§ Exercise directions
Write out the data below in full. Keep it exact.

§ Provided information

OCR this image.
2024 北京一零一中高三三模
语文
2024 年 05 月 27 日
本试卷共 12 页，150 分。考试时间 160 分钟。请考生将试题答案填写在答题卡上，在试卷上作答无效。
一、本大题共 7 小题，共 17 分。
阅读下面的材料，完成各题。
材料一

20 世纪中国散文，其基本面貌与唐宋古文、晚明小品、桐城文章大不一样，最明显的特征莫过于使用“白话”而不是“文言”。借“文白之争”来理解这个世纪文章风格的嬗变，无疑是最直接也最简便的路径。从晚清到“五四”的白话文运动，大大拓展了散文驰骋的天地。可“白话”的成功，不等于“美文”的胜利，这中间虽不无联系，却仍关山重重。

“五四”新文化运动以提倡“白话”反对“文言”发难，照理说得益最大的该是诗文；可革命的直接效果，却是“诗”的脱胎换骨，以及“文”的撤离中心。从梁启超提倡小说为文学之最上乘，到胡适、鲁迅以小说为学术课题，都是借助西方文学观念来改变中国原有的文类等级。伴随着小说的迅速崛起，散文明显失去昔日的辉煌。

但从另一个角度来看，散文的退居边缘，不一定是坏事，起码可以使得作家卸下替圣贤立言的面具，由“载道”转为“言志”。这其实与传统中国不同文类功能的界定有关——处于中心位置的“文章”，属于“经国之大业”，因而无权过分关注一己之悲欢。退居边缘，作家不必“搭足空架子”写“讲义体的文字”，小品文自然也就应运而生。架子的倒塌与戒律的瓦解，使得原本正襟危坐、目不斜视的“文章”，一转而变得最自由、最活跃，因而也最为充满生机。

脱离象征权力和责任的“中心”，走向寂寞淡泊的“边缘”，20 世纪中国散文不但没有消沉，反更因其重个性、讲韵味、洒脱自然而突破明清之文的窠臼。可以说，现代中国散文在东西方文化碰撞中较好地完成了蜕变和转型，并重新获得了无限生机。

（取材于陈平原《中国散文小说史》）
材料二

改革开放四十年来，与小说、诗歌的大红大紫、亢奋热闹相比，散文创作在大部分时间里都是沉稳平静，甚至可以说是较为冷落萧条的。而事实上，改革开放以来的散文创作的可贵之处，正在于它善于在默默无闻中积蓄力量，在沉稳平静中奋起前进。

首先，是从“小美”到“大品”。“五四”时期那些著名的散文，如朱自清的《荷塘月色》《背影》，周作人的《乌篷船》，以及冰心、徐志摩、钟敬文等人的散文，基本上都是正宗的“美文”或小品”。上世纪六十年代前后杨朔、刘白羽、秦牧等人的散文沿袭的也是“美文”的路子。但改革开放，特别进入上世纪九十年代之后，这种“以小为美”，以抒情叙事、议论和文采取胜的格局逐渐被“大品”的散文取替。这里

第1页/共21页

§ Full output
OCR this image.
2024 北京一零一中高三三模
语文
2024 年 05 月 27 日
本试卷共 12 页，150 分。考试时间 160 分钟。请考生将试题答案填写在答题卡上，在试卷上作答无效。
一、本大题共 7 小题，共 17 分。
阅读下面的材料，完成各题。
材料一

20 世纪中国散文，其基本面貌与唐宋古文、晚明小品、桐城文章大不一样，最明显的特征莫过于使用“白话”而不是“文言”。借“文白之争”来理解这个世纪文章风格的嬗变，无疑是最直接也最简便的路径。从晚清到“五四”的白话文运动，大大拓展了散文驰骋的天地。可“白话”的成功，不等于“美文”的胜利，这中间虽不无联系，却仍关山重重。

“五四”新文化运动以提倡“白话”反对“文言”发难，照理说得益最大的该是诗文；可革命的直接效果，却是“诗”的脱胎换骨，以及“文”的撤离中心。从梁启超提倡小说为文学之最上乘，到胡适、鲁迅以小说为学术课题，都是借助西方文学观念来改变中国原有的文类等级。伴随着小说的迅速崛起，散文明显失去昔日的辉煌。

但从另一个角度来看，散文的退居边缘，不一定是坏事，起码可以使得作家卸下替圣贤立言的面具，由“载道”转为“言志”。这其实与传统中国不同文类功能的界定有关——处于中心位置的“文章”，属于“经国之大业”，因而无权过分关注一己之悲欢。退居边缘，作家不必“搭足空架子”写“讲义体的文字”，小品文自然也就应运而生。架子的倒塌与戒律的瓦解，使得原本正襟危坐、目不斜视的“文章”，一转而变得最自由、最活跃，因而也最为充满生机。

脱离象征权力和责任的“中心”，走向寂寞淡泊的“边缘”，20 世纪中国散文不但没有消沉，反更因其重个性、讲韵味、洒脱自然而突破明清之文的窠臼。可以说，现代中国散文在东西方文化碰撞中较好地完成了蜕变和转型，并重新获得了无限生机。

（取材于陈平原《中国散文小说史》）
材料二

改革开放四十年来，与小说、诗歌的大红大紫、亢奋热闹相比，散文创作在大部分时间里都是沉稳平静，甚至可以说是较为冷落萧条的。而事实上，改革开放以来的散文创作的可贵之处，正在于它善于在默默无闻中积蓄力量，在沉稳平静中奋起前进。

首先，是从“小美”到“大品”。“五四”时期那些著名的散文，如朱自清的《荷塘月色》《背影》，周作人的《乌篷船》，以及冰心、徐志摩、钟敬文等人的散文，基本上都是正宗的“美文”或小品”。上世纪六十年代前后杨朔、刘白羽、秦牧等人的散文沿袭的也是“美文”的路子。但改革开放，特别进入上世纪九十年代之后，这种“以小为美”，以抒情叙事、议论和文采取胜的格局逐渐被“大品”的散文取替。这里

第1页/共21页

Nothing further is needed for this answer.